--- Begin ---

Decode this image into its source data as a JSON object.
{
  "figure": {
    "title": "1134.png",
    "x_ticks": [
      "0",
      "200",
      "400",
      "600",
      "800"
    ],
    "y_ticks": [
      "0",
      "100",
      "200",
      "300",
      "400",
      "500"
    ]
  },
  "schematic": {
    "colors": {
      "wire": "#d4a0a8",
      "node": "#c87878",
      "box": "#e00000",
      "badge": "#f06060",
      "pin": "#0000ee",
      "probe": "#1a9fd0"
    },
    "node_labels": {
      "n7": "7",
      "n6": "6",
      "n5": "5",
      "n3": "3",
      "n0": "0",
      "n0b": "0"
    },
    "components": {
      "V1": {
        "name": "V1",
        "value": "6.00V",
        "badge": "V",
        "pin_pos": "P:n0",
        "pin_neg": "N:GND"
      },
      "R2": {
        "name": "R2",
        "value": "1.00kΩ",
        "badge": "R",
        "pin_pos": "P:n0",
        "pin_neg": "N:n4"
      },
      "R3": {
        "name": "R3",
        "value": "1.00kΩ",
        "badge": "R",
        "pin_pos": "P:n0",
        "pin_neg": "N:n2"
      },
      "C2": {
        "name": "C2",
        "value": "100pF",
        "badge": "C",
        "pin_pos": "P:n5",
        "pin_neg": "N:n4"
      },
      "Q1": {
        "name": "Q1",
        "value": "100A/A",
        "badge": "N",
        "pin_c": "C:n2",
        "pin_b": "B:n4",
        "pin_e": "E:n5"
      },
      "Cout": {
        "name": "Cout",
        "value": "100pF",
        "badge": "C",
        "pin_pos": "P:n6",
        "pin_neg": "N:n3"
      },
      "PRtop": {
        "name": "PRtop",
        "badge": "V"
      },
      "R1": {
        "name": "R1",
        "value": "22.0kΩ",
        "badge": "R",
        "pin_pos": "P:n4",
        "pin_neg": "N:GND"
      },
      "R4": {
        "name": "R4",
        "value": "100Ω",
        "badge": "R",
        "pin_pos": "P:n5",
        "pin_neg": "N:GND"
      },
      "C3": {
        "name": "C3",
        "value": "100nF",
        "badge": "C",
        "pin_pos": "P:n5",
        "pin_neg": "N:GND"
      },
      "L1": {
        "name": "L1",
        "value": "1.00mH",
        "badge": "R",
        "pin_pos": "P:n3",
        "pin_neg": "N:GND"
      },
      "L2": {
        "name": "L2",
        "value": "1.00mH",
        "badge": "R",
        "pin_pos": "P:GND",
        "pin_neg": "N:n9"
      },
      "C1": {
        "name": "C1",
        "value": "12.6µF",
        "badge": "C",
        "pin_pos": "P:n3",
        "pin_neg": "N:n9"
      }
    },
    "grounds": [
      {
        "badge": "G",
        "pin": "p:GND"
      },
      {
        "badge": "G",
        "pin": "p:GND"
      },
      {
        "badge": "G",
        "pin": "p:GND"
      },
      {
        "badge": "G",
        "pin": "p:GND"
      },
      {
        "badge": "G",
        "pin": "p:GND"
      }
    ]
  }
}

--- End ---

Take the entries and copy them out exactly.

Decode this image into its source data as a JSON object.
{
  "figure": {
    "title": "1134.png",
    "x_ticks": [
      "0",
      "200",
      "400",
      "600",
      "800"
    ],
    "y_ticks": [
      "0",
      "100",
      "200",
      "300",
      "400",
      "500"
    ]
  },
  "schematic": {
    "colors": {
      "wire": "#d4a0a8",
      "node": "#c87878",
      "box": "#e00000",
      "badge": "#f06060",
      "pin": "#0000ee",
      "probe": "#1a9fd0"
    },
    "node_labels": {
      "n7": "7",
      "n6": "6",
      "n5": "5",
      "n3": "3",
      "n0": "0",
      "n0b": "0"
    },
    "components": {
      "V1": {
        "name": "V1",
        "value": "6.00V",
        "badge": "V",
        "pin_pos": "P:n0",
        "pin_neg": "N:GND"
      },
      "R2": {
        "name": "R2",
        "value": "1.00kΩ",
        "badge": "R",
        "pin_pos": "P:n0",
        "pin_neg": "N:n4"
      },
      "R3": {
        "name": "R3",
        "value": "1.00kΩ",
        "badge": "R",
        "pin_pos": "P:n0",
        "pin_neg": "N:n2"
      },
      "C2": {
        "name": "C2",
        "value": "100pF",
        "badge": "C",
        "pin_pos": "P:n5",
        "pin_neg": "N:n4"
      },
      "Q1": {
        "name": "Q1",
        "value": "100A/A",
        "badge": "N",
        "pin_c": "C:n2",
        "pin_b": "B:n4",
        "pin_e": "E:n5"
      },
      "Cout": {
        "name": "Cout",
        "value": "100pF",
        "badge": "C",
        "pin_pos": "P:n6",
        "pin_neg": "N:n3"
      },
      "PRtop": {
        "name": "PRtop",
        "badge": "V"
      },
      "R1": {
        "name": "R1",
        "value": "22.0kΩ",
        "badge": "R",
        "pin_pos": "P:n4",
        "pin_neg": "N:GND"
      },
      "R4": {
        "name": "R4",
        "value": "100Ω",
        "badge": "R",
        "pin_pos": "P:n5",
        "pin_neg": "N:GND"
      },
      "C3": {
        "name": "C3",
        "value": "100nF",
        "badge": "C",
        "pin_pos": "P:n5",
        "pin_neg": "N:GND"
      },
      "L1": {
        "name": "L1",
        "value": "1.00mH",
        "badge": "R",
        "pin_pos": "P:n3",
        "pin_neg": "N:GND"
      },
      "L2": {
        "name": "L2",
        "value": "1.00mH",
        "badge": "R",
        "pin_pos": "P:GND",
        "pin_neg": "N:n9"
      },
      "C1": {
        "name": "C1",
        "value": "12.6µF",
        "badge": "C",
        "pin_pos": "P:n3",
        "pin_neg": "N:n9"
      }
    },
    "grounds": [
      {
        "badge": "G",
        "pin": "p:GND"
      },
      {
        "badge": "G",
        "pin": "p:GND"
      },
      {
        "badge": "G",
        "pin": "p:GND"
      },
      {
        "badge": "G",
        "pin": "p:GND"
      },
      {
        "badge": "G",
        "pin": "p:GND"
      }
    ]
  }
}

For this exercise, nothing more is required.